**Supplied passage**
···
In popular music, guitarists and electric bass players often read music notated in tablature, which indicates the location of the notes to be played on the instrument using a diagram of the guitar or bass fingerboard. Tabulature was also used in the Baroque era to notate music for the lute, a stringed, fretted instrument.

Generally music which is to be performed is produced as sheet music. To perform music from notation requires an understanding of both the musical style and the performance practice that is associated with a piece of music or genre. The detail included explicitly in the music notation varies between genres and historical periods. In general, art music notation from the 17th through to the 19th century required performers to have a great deal of contextual knowledge about performing styles.

For example, in the 17th and 18th century, music notated for solo performers typically indicated a simple, unornamented melody. However, it was expected that performers would know how to add stylistically-appropriate ornaments such as trills and turns.

In the 19th century, art music for solo performers may give a general instruction such as to perform the music expressively, without describing in detail how the performer should do this. It was expected that the performer would know how to use tempo changes, accentuation, and pauses (among other devices) to obtain this "expressive" performance style.

In the 20th century, art music notation often became more explicit, and used a range of markings and annotations to indicate to performers how they should play or sing the piece. In popular music and jazz, music notation almost always indicates only the basic framework of the melody, harmony, or performance approach; musicians and singers are expected to know the performance conventions and styles associated with specific genres and pieces.

For example, the "lead sheet" for a jazz tune may only indicate the melody and the chord changes. The performers in the jazz ensemble are expected to know how to "flesh out" this basic structure by adding ornaments, improvised music, and chordal accompaniment.

Improvisation, interpretation, composition

Most cultures use at least part of the concept of preconceiving musical material, or composition, as held in western classical music. Even when music is notated precisely, there are still many decisions that a performer has to make. The process of a performer deciding how to perform music that has been previously composed and notated is termed interpretation.
···
**Exercise data**
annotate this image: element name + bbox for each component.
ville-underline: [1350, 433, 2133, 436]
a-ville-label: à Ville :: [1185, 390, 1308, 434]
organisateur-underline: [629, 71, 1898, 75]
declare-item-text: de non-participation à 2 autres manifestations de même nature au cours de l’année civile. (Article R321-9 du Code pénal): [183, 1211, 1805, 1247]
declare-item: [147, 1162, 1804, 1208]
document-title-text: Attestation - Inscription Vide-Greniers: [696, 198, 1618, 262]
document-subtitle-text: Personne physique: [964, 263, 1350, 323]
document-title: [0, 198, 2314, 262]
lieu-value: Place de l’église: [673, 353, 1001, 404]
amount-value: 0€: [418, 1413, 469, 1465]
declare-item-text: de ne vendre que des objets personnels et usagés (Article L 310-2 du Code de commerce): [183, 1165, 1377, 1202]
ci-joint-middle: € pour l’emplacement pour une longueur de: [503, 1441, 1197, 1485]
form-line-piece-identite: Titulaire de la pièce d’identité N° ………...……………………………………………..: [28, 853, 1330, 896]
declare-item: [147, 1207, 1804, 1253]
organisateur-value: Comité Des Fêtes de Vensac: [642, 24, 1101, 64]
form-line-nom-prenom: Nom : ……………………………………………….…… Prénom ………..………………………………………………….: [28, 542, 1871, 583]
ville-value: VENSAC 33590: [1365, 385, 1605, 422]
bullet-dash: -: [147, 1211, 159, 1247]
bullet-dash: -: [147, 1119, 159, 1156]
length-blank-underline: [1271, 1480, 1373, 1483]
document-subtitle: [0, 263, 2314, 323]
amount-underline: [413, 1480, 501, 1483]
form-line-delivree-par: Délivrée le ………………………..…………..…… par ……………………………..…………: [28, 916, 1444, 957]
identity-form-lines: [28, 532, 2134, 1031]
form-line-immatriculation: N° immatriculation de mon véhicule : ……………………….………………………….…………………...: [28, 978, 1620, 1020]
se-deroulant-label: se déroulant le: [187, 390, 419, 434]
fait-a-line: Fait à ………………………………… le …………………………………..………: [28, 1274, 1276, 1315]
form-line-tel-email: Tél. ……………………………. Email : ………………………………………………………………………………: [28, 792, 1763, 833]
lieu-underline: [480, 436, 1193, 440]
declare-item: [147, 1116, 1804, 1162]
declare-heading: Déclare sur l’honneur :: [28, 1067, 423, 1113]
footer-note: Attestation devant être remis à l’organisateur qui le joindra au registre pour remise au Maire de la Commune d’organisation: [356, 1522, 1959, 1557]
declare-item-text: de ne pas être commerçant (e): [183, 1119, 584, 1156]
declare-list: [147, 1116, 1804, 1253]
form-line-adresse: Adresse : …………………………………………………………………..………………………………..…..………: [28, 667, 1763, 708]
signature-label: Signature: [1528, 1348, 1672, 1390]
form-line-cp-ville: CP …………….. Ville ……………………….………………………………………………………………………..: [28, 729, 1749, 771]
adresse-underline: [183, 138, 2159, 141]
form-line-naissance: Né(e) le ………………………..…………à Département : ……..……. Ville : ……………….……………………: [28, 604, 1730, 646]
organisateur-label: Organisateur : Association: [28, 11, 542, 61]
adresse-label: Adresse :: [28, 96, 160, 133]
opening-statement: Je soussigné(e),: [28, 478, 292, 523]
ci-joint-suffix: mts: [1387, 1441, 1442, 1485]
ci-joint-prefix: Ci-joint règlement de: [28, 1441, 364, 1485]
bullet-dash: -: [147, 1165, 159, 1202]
···
**What is expected**
According to the music notation text, what does a jazz lead sheet sometimes indicate? The entries are not needed here.

**Written answer**
It may indicate only the melody and the chord changes.